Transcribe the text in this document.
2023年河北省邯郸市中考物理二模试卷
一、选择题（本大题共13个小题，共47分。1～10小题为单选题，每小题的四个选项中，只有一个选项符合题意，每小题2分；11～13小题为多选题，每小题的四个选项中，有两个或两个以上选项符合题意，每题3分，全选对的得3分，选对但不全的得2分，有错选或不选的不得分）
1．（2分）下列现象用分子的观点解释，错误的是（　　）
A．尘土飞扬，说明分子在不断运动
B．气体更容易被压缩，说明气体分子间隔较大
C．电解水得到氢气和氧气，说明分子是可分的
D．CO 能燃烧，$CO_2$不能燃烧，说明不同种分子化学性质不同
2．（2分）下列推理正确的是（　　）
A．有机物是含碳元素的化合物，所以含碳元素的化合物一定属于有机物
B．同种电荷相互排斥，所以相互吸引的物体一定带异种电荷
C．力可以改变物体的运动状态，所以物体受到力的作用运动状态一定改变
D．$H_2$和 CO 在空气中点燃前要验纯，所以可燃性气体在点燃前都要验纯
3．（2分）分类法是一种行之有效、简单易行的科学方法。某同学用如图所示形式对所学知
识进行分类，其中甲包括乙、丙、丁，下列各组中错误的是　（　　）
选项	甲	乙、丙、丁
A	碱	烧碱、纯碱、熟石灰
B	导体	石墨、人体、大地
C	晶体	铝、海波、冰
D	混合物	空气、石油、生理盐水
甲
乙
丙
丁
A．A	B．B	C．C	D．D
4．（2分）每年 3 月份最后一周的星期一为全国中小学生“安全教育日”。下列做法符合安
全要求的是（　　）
• • • • • • •
= WRITTEN TASK =
Exactly reproduce every line found in the records.

= ANSWER TO THE PROBLEM =
Transcribe the text in this document.
2023年河北省邯郸市中考物理二模试卷
一、选择题（本大题共13个小题，共47分。1～10小题为单选题，每小题的四个选项中，只有一个选项符合题意，每小题2分；11～13小题为多选题，每小题的四个选项中，有两个或两个以上选项符合题意，每题3分，全选对的得3分，选对但不全的得2分，有错选或不选的不得分）
1．（2分）下列现象用分子的观点解释，错误的是（　　）
A．尘土飞扬，说明分子在不断运动
B．气体更容易被压缩，说明气体分子间隔较大
C．电解水得到氢气和氧气，说明分子是可分的
D．CO 能燃烧，$CO_2$不能燃烧，说明不同种分子化学性质不同
2．（2分）下列推理正确的是（　　）
A．有机物是含碳元素的化合物，所以含碳元素的化合物一定属于有机物
B．同种电荷相互排斥，所以相互吸引的物体一定带异种电荷
C．力可以改变物体的运动状态，所以物体受到力的作用运动状态一定改变
D．$H_2$和 CO 在空气中点燃前要验纯，所以可燃性气体在点燃前都要验纯
3．（2分）分类法是一种行之有效、简单易行的科学方法。某同学用如图所示形式对所学知
识进行分类，其中甲包括乙、丙、丁，下列各组中错误的是　（　　）
选项	甲	乙、丙、丁
A	碱	烧碱、纯碱、熟石灰
B	导体	石墨、人体、大地
C	晶体	铝、海波、冰
D	混合物	空气、石油、生理盐水
甲
乙
丙
丁
A．A	B．B	C．C	D．D
4．（2分）每年 3 月份最后一周的星期一为全国中小学生“安全教育日”。下列做法符合安
全要求的是（　　）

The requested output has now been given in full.